STATED GOAL A:
In the records, return the stretch of lines from the one containing "- footnote-exclusion: 分は除く: [12, 409, 89, 431]" through the one containing "- x-tick-label: 11月: [253, 288, 297, 332]", both included, reproducing each line exactly and nothing more.

SELECTION:
-- START --
Suppose we have an object going in a circle, such that its orbital angular momentum is $ \vec{L} $. Suppose further that this object is rotating around itself with angular momentum $ \vec{l} $. According to classical mechanics $ \vec{l} $ should not change in time, but special relativistic corrections cause $ \vec{l} $ to precess around $ \vec{L} $. This is called Thomass precession.
-- END --
INPUT MATERIAL:
-- START --
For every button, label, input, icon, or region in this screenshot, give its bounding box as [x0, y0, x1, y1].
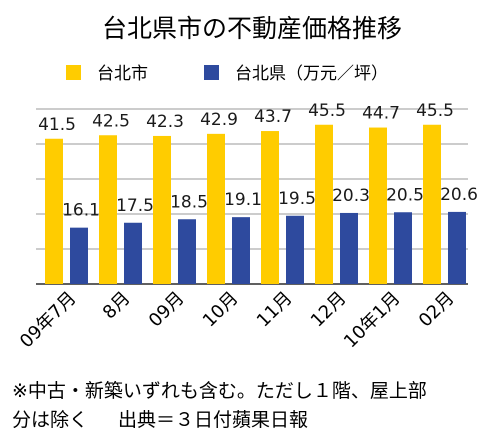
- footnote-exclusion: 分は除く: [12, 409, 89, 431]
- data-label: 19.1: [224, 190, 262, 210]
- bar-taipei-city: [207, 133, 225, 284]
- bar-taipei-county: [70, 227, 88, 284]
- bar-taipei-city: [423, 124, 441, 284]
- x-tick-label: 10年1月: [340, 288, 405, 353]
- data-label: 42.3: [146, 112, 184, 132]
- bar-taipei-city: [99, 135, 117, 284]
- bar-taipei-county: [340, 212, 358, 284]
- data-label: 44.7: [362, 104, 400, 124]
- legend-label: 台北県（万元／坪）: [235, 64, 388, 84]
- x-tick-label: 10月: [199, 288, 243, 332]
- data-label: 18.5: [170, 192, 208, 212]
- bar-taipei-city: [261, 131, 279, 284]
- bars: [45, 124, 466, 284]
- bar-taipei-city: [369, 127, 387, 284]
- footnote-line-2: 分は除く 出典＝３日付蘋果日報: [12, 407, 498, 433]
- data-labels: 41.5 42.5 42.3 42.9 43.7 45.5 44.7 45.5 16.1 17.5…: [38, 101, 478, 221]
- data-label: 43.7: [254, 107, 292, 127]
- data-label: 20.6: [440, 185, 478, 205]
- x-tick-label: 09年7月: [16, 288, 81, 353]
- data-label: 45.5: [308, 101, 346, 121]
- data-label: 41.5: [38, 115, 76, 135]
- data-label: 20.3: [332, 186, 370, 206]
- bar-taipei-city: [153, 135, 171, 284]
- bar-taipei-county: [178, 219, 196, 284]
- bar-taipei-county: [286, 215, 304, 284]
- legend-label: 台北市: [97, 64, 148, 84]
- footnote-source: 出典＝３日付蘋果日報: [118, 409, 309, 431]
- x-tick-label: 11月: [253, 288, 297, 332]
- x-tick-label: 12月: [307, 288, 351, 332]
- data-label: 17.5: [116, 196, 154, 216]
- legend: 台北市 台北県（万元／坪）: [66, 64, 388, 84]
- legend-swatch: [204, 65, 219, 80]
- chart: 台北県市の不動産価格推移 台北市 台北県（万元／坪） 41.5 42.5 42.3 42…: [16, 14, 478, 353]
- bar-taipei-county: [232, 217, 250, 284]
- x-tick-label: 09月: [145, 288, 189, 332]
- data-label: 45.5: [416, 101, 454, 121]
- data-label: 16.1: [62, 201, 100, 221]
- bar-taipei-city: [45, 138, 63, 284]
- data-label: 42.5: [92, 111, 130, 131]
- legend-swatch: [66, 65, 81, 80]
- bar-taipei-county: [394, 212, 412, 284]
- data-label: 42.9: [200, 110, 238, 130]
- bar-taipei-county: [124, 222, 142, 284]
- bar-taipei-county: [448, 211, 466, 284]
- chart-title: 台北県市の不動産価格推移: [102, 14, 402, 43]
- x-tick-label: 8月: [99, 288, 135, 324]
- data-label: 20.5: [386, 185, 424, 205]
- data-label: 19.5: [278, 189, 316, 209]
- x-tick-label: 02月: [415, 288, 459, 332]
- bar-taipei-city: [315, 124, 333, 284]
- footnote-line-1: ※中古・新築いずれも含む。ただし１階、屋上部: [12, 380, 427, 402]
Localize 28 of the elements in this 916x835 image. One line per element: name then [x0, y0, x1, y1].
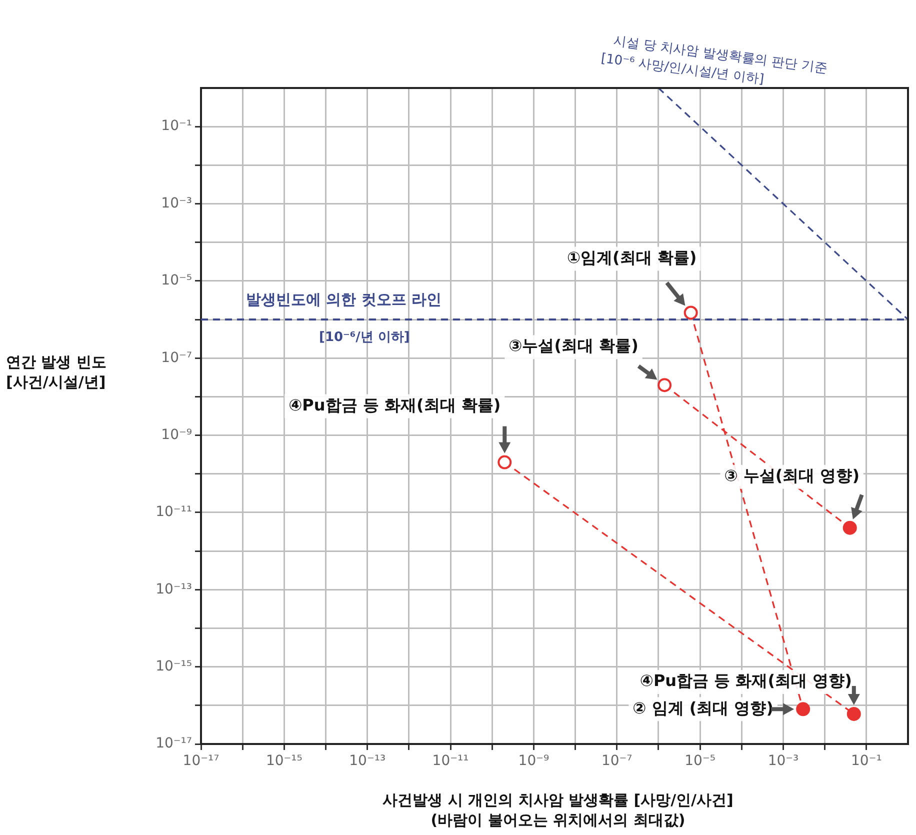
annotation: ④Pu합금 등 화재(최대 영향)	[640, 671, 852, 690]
-- END --
STATED GOAL B:
Rewrite the stretch of the angular momentum passage from "Suppose we have" through "called Thomass precession.", putting "Newtonian mechanics" in place of "classical mechanics".

EXPECTED ANSWER A:
- footnote-exclusion: 分は除く: [12, 409, 89, 431]
- data-label: 19.1: [224, 190, 262, 210]
- bar-taipei-city: [207, 133, 225, 284]
- bar-taipei-county: [70, 227, 88, 284]
- bar-taipei-city: [423, 124, 441, 284]
- x-tick-label: 10年1月: [340, 288, 405, 353]
- data-label: 42.3: [146, 112, 184, 132]
- bar-taipei-city: [99, 135, 117, 284]
- bar-taipei-county: [340, 212, 358, 284]
- data-label: 44.7: [362, 104, 400, 124]
- legend-label: 台北県（万元／坪）: [235, 64, 388, 84]
- x-tick-label: 10月: [199, 288, 243, 332]
- data-label: 18.5: [170, 192, 208, 212]
- bar-taipei-city: [261, 131, 279, 284]
- bars: [45, 124, 466, 284]
- bar-taipei-city: [369, 127, 387, 284]
- footnote-line-2: 分は除く 出典＝３日付蘋果日報: [12, 407, 498, 433]
- data-labels: 41.5 42.5 42.3 42.9 43.7 45.5 44.7 45.5 16.1 17.5…: [38, 101, 478, 221]
- data-label: 43.7: [254, 107, 292, 127]
- data-label: 20.6: [440, 185, 478, 205]
- x-tick-label: 09年7月: [16, 288, 81, 353]
- data-label: 45.5: [308, 101, 346, 121]
- data-label: 41.5: [38, 115, 76, 135]
- data-label: 20.3: [332, 186, 370, 206]
- bar-taipei-city: [153, 135, 171, 284]
- bar-taipei-county: [178, 219, 196, 284]
- bar-taipei-county: [286, 215, 304, 284]
- legend-label: 台北市: [97, 64, 148, 84]
- footnote-source: 出典＝３日付蘋果日報: [118, 409, 309, 431]
- x-tick-label: 11月: [253, 288, 297, 332]

EXPECTED ANSWER B:
Suppose we have an object going in a circle, such that its orbital angular momentum is $ \vec{L} $. Suppose further that this object is rotating around itself with angular momentum $ \vec{l} $. According to Newtonian mechanics $ \vec{l} $ should not change in time, but special relativistic corrections cause $ \vec{l} $ to precess around $ \vec{L} $. This is called Thomass precession.